State how many lines of the entries include the string "Snowfall", please, leaving out everything but the number.

◆ **Task inputs**:
┏━━

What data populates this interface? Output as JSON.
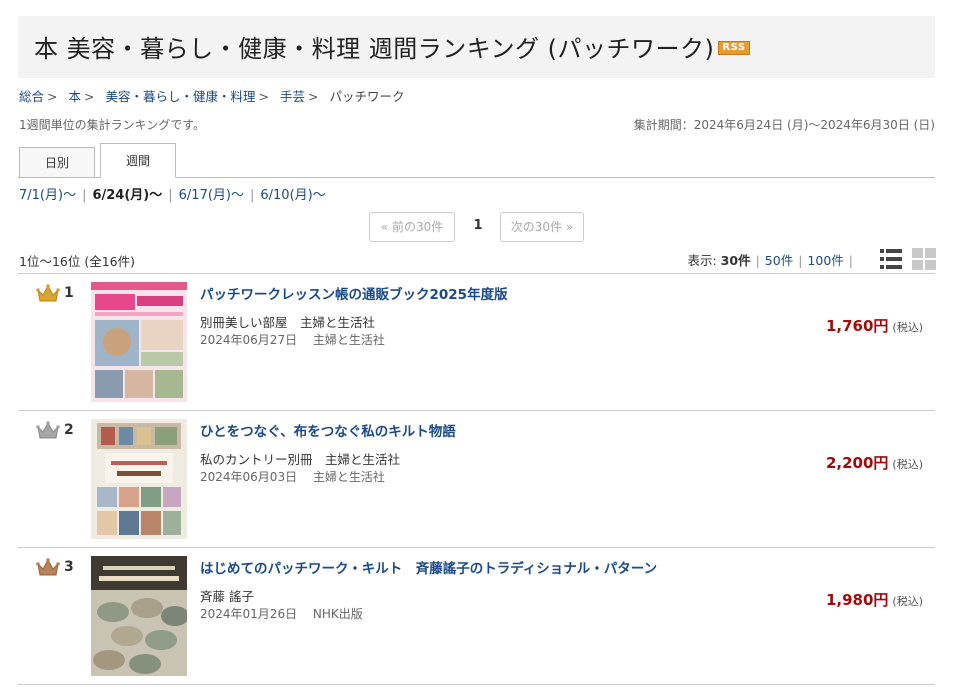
{
  "header": {
    "title": "本 美容・暮らし・健康・料理 週間ランキング (パッチワーク)",
    "rss_label": "RSS"
  },
  "breadcrumb": [
    {
      "label": "総合",
      "link": true
    },
    {
      "label": "本",
      "link": true
    },
    {
      "label": "美容・暮らし・健康・料理",
      "link": true
    },
    {
      "label": "手芸",
      "link": true
    },
    {
      "label": "パッチワーク",
      "link": false
    }
  ],
  "description": "1週間単位の集計ランキングです。",
  "period": "集計期間：2024年6月24日 (月)～2024年6月30日 (日)",
  "tabs": {
    "daily": "日別",
    "weekly": "週間"
  },
  "weeks": [
    {
      "label": "7/1(月)～",
      "selected": false
    },
    {
      "label": "6/24(月)～",
      "selected": true
    },
    {
      "label": "6/17(月)～",
      "selected": false
    },
    {
      "label": "6/10(月)～",
      "selected": false
    }
  ],
  "pager": {
    "prev": "« 前の30件",
    "current": "1",
    "next": "次の30件 »"
  },
  "count_text": "1位～16位 (全16件)",
  "display": {
    "label": "表示:",
    "options": [
      "30件",
      "50件",
      "100件"
    ],
    "selected": "30件"
  },
  "colors": {
    "link": "#1a4a8a",
    "price": "#a50a0a",
    "gold": "#d9a531",
    "silver": "#a6a6a6",
    "bronze": "#b8835a"
  },
  "items": [
    {
      "rank": "1",
      "crown": "gold-crown-icon",
      "title": "パッチワークレッスン帳の通販ブック2025年度版",
      "author": "別冊美しい部屋　主婦と生活社",
      "date": "2024年06月27日　 主婦と生活社",
      "price": "1,760円",
      "tax": "(税込)"
    },
    {
      "rank": "2",
      "crown": "silver-crown-icon",
      "title": "ひとをつなぐ、布をつなぐ私のキルト物語",
      "author": "私のカントリー別冊　主婦と生活社",
      "date": "2024年06月03日　 主婦と生活社",
      "price": "2,200円",
      "tax": "(税込)"
    },
    {
      "rank": "3",
      "crown": "bronze-crown-icon",
      "title": "はじめてのパッチワーク・キルト　斉藤謠子のトラディショナル・パターン",
      "author": "斉藤 謠子",
      "date": "2024年01月26日　 NHK出版",
      "price": "1,980円",
      "tax": "(税込)"
    }
  ]
}
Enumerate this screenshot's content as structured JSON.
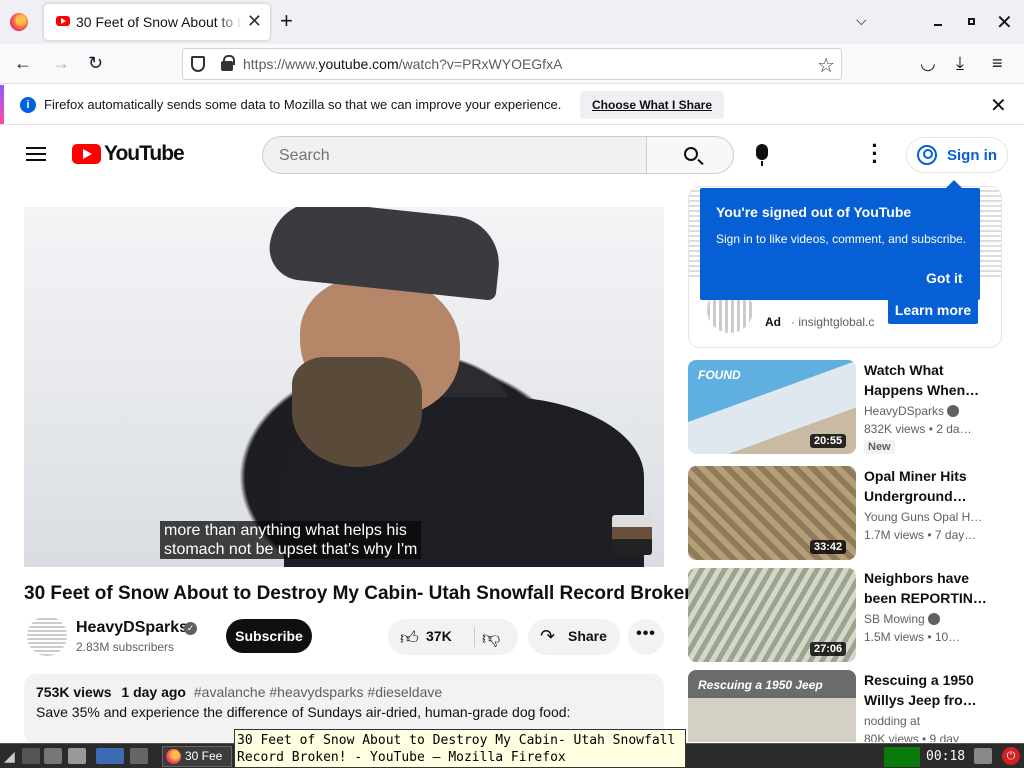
{
  "browser": {
    "tab_title": "30 Feet of Snow About to Destroy My Cabin- Utah Snowfall Record Broken! - YouTube",
    "url_prefix": "https://www.",
    "url_domain": "youtube.com",
    "url_path": "/watch?v=PRxWYOEGfxA",
    "notification_text": "Firefox automatically sends some data to Mozilla so that we can improve your experience.",
    "notification_button": "Choose What I Share"
  },
  "youtube": {
    "logo_text": "YouTube",
    "search_placeholder": "Search",
    "sign_in": "Sign in"
  },
  "video": {
    "caption_line1": "more than anything what helps his",
    "caption_line2": "stomach not be upset that's why I'm",
    "title": "30 Feet of Snow About to Destroy My Cabin- Utah Snowfall Record Broken!",
    "channel": "HeavyDSparks",
    "subscribers": "2.83M subscribers",
    "subscribe_label": "Subscribe",
    "likes": "37K",
    "share_label": "Share",
    "more_label": "•••",
    "views": "753K views",
    "age": "1 day ago",
    "tags": "#avalanche #heavydsparks #dieseldave",
    "description_line": "Save 35% and experience the difference of Sundays air-dried, human-grade dog food:"
  },
  "popup": {
    "heading": "You're signed out of YouTube",
    "text": "Sign in to like videos, comment, and subscribe.",
    "got_it": "Got it",
    "learn_more": "Learn more"
  },
  "ad": {
    "label": "Ad",
    "source": "· insightglobal.c"
  },
  "recommendations": [
    {
      "title": "Watch What Happens When…",
      "channel": "HeavyDSparks",
      "meta": "832K views  • 2 da…",
      "badge": "New",
      "duration": "20:55",
      "thumb_text": "FOUND"
    },
    {
      "title": "Opal Miner Hits Underground…",
      "channel": "Young Guns Opal H…",
      "meta": "1.7M views  • 7 day…",
      "duration": "33:42"
    },
    {
      "title": "Neighbors have been REPORTIN…",
      "channel": "SB Mowing",
      "meta": "1.5M views  • 10…",
      "duration": "27:06"
    },
    {
      "title": "Rescuing a 1950 Willys Jeep fro…",
      "channel": "nodding at",
      "meta": "80K views  • 9 day",
      "thumb_text": "Rescuing a 1950 Jeep"
    }
  ],
  "taskbar": {
    "task_label": "30 Fee",
    "clock": "00:18",
    "tooltip": "30 Feet of Snow About to Destroy My Cabin- Utah Snowfall Record Broken! - YouTube — Mozilla Firefox"
  },
  "icons": {
    "accent": "#065fd4",
    "brand_red": "#ff0000"
  }
}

┗━━

◆ **Solution below**: 3